>> Begin

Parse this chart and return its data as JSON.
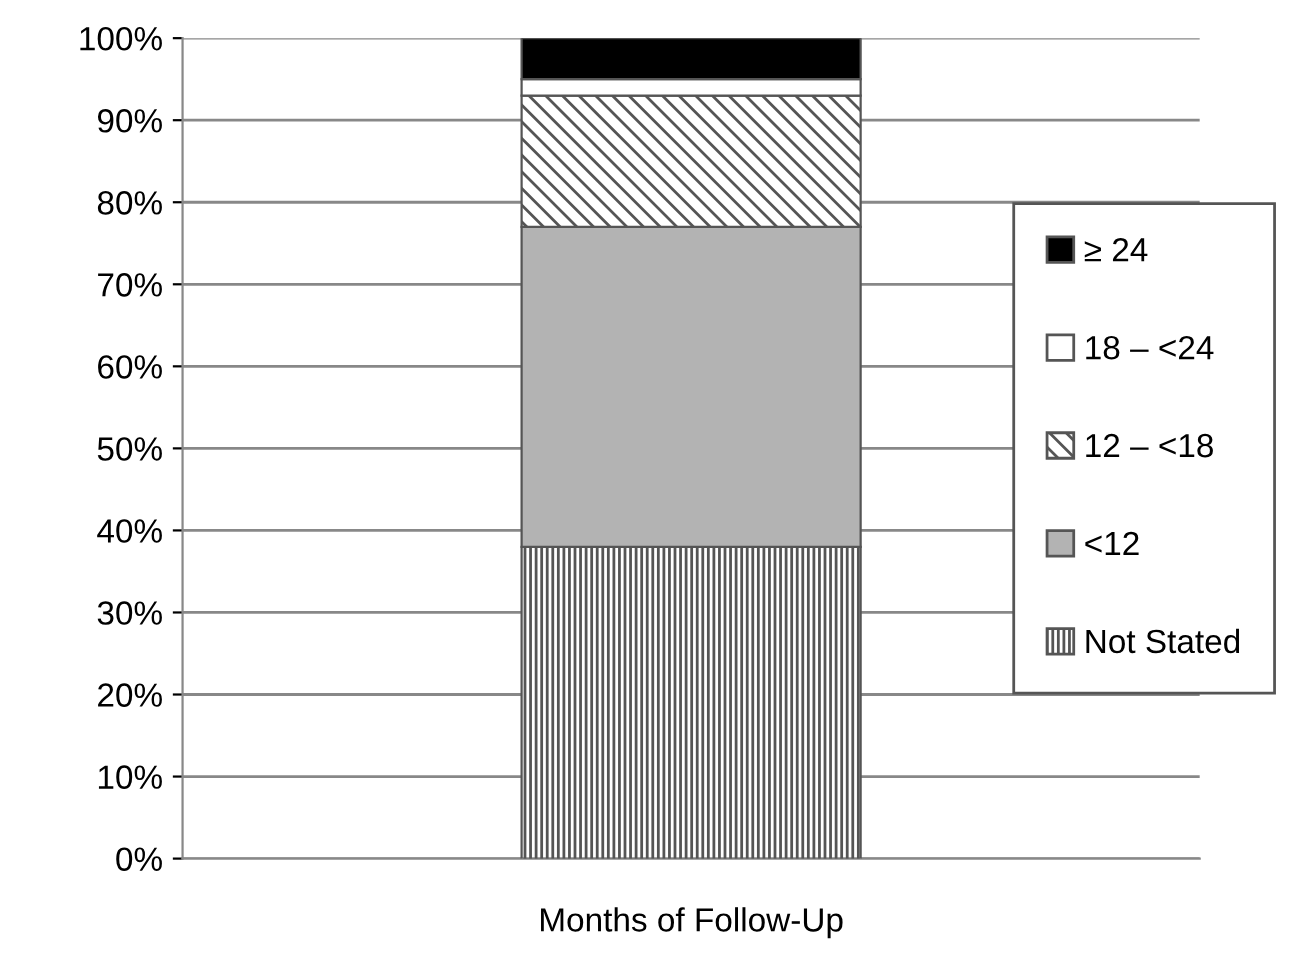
{
  "chart_data": {
    "type": "bar",
    "stacked": true,
    "xlabel": "Months of Follow-Up",
    "categories": [
      null
    ],
    "series": [
      {
        "name": "Not Stated",
        "color": "#555555",
        "values": [
          38
        ]
      },
      {
        "name": "<12",
        "color": "#b3b3b3",
        "values": [
          39
        ]
      },
      {
        "name": "12 – <18",
        "color": "#555555",
        "values": [
          16
        ]
      },
      {
        "name": "18 – <24",
        "color": "#ffffff",
        "values": [
          2
        ]
      },
      {
        "name": "≥ 24",
        "color": "#000000",
        "values": [
          5
        ]
      }
    ],
    "ylim": [
      0,
      100
    ],
    "yticks": [
      {
        "value": 0,
        "label": "0%"
      },
      {
        "value": 10,
        "label": "10%"
      },
      {
        "value": 20,
        "label": "20%"
      },
      {
        "value": 30,
        "label": "30%"
      },
      {
        "value": 40,
        "label": "40%"
      },
      {
        "value": 50,
        "label": "50%"
      },
      {
        "value": 60,
        "label": "60%"
      },
      {
        "value": 70,
        "label": "70%"
      },
      {
        "value": 80,
        "label": "80%"
      },
      {
        "value": 90,
        "label": "90%"
      },
      {
        "value": 100,
        "label": "100%"
      }
    ],
    "grid": "y",
    "legend": "right"
  }
}
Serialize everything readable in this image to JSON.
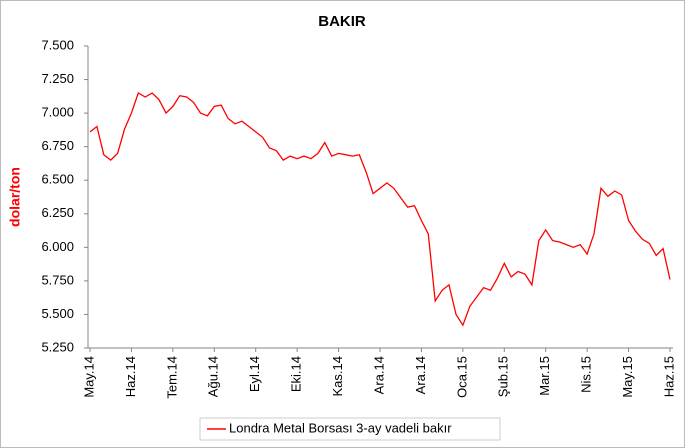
{
  "chart_data": {
    "type": "line",
    "title": "BAKIR",
    "y_label": "dolar/ton",
    "categories": [
      "May.14",
      null,
      null,
      null,
      null,
      null,
      "Haz.14",
      null,
      null,
      null,
      null,
      null,
      "Tem.14",
      null,
      null,
      null,
      null,
      null,
      "Ağu.14",
      null,
      null,
      null,
      null,
      null,
      "Eyl.14",
      null,
      null,
      null,
      null,
      null,
      "Eki.14",
      null,
      null,
      null,
      null,
      null,
      "Kas.14",
      null,
      null,
      null,
      null,
      null,
      "Ara.14",
      null,
      null,
      null,
      null,
      null,
      "Ara.14",
      null,
      null,
      null,
      null,
      null,
      "Oca.15",
      null,
      null,
      null,
      null,
      null,
      "Şub.15",
      null,
      null,
      null,
      null,
      null,
      "Mar.15",
      null,
      null,
      null,
      null,
      null,
      "Nis.15",
      null,
      null,
      null,
      null,
      null,
      "May.15",
      null,
      null,
      null,
      null,
      null,
      "Haz.15"
    ],
    "series": [
      {
        "name": "Londra Metal Borsası 3-ay vadeli bakır",
        "color": "#ff0000",
        "values": [
          6860,
          6900,
          6690,
          6650,
          6700,
          6880,
          7000,
          7150,
          7120,
          7150,
          7100,
          7000,
          7050,
          7130,
          7120,
          7080,
          7000,
          6980,
          7050,
          7060,
          6960,
          6920,
          6940,
          6900,
          6860,
          6820,
          6740,
          6720,
          6650,
          6680,
          6660,
          6680,
          6660,
          6700,
          6780,
          6680,
          6700,
          6690,
          6680,
          6690,
          6560,
          6400,
          6440,
          6480,
          6440,
          6370,
          6300,
          6310,
          6200,
          6100,
          5600,
          5680,
          5720,
          5500,
          5420,
          5560,
          5630,
          5700,
          5680,
          5770,
          5880,
          5780,
          5820,
          5800,
          5720,
          6050,
          6130,
          6050,
          6040,
          6020,
          6000,
          6020,
          5950,
          6100,
          6440,
          6380,
          6420,
          6390,
          6200,
          6120,
          6060,
          6030,
          5940,
          5990,
          5760
        ]
      }
    ],
    "ylim": [
      5250,
      7500
    ],
    "yticks": [
      {
        "value": 5250,
        "label": "5.250"
      },
      {
        "value": 5500,
        "label": "5.500"
      },
      {
        "value": 5750,
        "label": "5.750"
      },
      {
        "value": 6000,
        "label": "6.000"
      },
      {
        "value": 6250,
        "label": "6.250"
      },
      {
        "value": 6500,
        "label": "6.500"
      },
      {
        "value": 6750,
        "label": "6.750"
      },
      {
        "value": 7000,
        "label": "7.000"
      },
      {
        "value": 7250,
        "label": "7.250"
      },
      {
        "value": 7500,
        "label": "7.500"
      }
    ],
    "grid": false
  }
}
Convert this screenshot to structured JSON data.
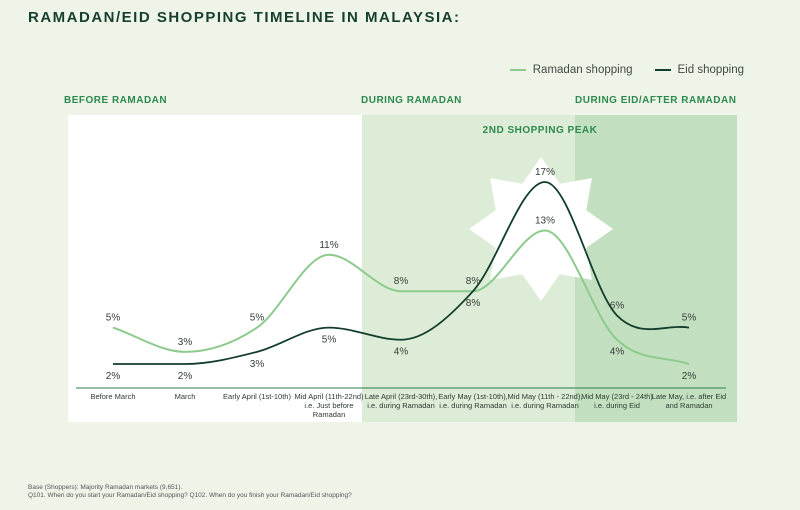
{
  "title": "RAMADAN/EID SHOPPING TIMELINE IN MALAYSIA:",
  "phases": {
    "before": "BEFORE RAMADAN",
    "during": "DURING RAMADAN",
    "after": "DURING EID/AFTER RAMADAN",
    "peak": "2ND SHOPPING PEAK"
  },
  "legend": {
    "ramadan": "Ramadan shopping",
    "eid": "Eid shopping"
  },
  "footnote": {
    "line1": "Base (Shoppers): Majority Ramadan markets (9,651).",
    "line2": "Q101. When do you start your Ramadan/Eid shopping? Q102. When do you finish your Ramadan/Eid shopping?"
  },
  "colors": {
    "ramadan": "#8dca8d",
    "eid": "#123d2c",
    "during_bg": "#dcecd6",
    "after_bg": "#c2e0bf",
    "phase_text": "#2d8a4e"
  },
  "chart_data": {
    "type": "line",
    "categories": [
      "Before March",
      "March",
      "Early April (1st-10th)",
      "Mid April (11th-22nd) i.e. Just before Ramadan",
      "Late April (23rd-30th), i.e. during Ramadan",
      "Early May (1st-10th), i.e. during Ramadan",
      "Mid May (11th - 22nd), i.e. during Ramadan",
      "Mid May (23rd - 24th) i.e. during Eid",
      "Late May, i.e. after Eid and Ramadan"
    ],
    "series": [
      {
        "name": "Ramadan shopping",
        "values": [
          5,
          3,
          5,
          11,
          8,
          8,
          13,
          4,
          2
        ],
        "labels": [
          "5%",
          "3%",
          "5%",
          "11%",
          "8%",
          "8%",
          "13%",
          "4%",
          "2%"
        ]
      },
      {
        "name": "Eid shopping",
        "values": [
          2,
          2,
          3,
          5,
          4,
          8,
          17,
          6,
          5
        ],
        "labels": [
          "2%",
          "2%",
          "3%",
          "5%",
          "4%",
          "8%",
          "17%",
          "6%",
          "5%"
        ]
      }
    ],
    "ylim": [
      0,
      17
    ],
    "grid": false,
    "legend_position": "top-right"
  }
}
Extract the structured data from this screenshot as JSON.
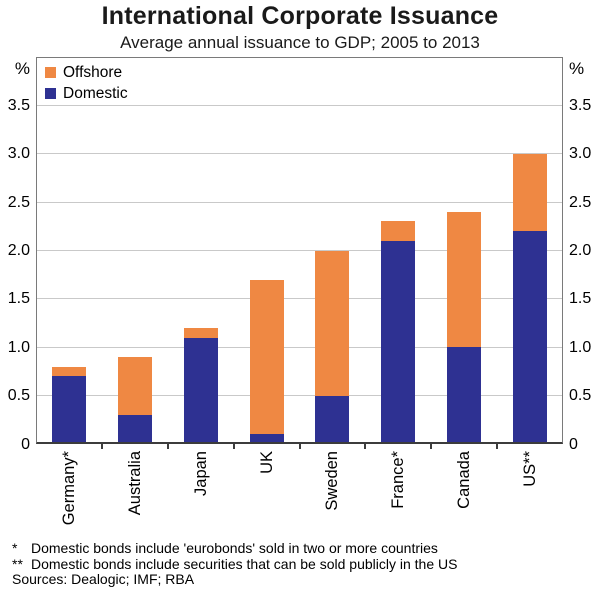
{
  "chart_data": {
    "type": "bar",
    "stacked": true,
    "title": "International Corporate Issuance",
    "subtitle": "Average annual issuance to GDP; 2005 to 2013",
    "unit": "%",
    "categories": [
      "Germany*",
      "Australia",
      "Japan",
      "UK",
      "Sweden",
      "France*",
      "Canada",
      "US**"
    ],
    "series": [
      {
        "name": "Domestic",
        "color": "#2E3192",
        "values": [
          0.7,
          0.3,
          1.1,
          0.1,
          0.5,
          2.1,
          1.0,
          2.2
        ]
      },
      {
        "name": "Offshore",
        "color": "#EF8843",
        "values": [
          0.1,
          0.6,
          0.1,
          1.6,
          1.5,
          0.2,
          1.4,
          0.8
        ]
      }
    ],
    "legend": [
      {
        "label": "Offshore",
        "color": "#EF8843"
      },
      {
        "label": "Domestic",
        "color": "#2E3192"
      }
    ],
    "legend_position": "top-left",
    "ylim": [
      0,
      4
    ],
    "grid": true,
    "yticks": [
      {
        "v": 0,
        "label": "0"
      },
      {
        "v": 0.5,
        "label": "0.5"
      },
      {
        "v": 1,
        "label": "1.0"
      },
      {
        "v": 1.5,
        "label": "1.5"
      },
      {
        "v": 2,
        "label": "2.0"
      },
      {
        "v": 2.5,
        "label": "2.5"
      },
      {
        "v": 3,
        "label": "3.0"
      },
      {
        "v": 3.5,
        "label": "3.5"
      }
    ]
  },
  "footnotes": [
    {
      "marker": "*",
      "text": "Domestic bonds include 'eurobonds' sold in two or more countries"
    },
    {
      "marker": "**",
      "text": "Domestic bonds include securities that can be sold publicly in the US"
    }
  ],
  "sources": "Sources: Dealogic; IMF; RBA"
}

>> End

## Job
Go through the records and copy each line with "Domestic" in it.

## Complete response
        "name": "Domestic",
        "label": "Domestic",
      "text": "Domestic bonds include 'eurobonds' sold in two or more countries"
      "text": "Domestic bonds include securities that can be sold publicly in the US"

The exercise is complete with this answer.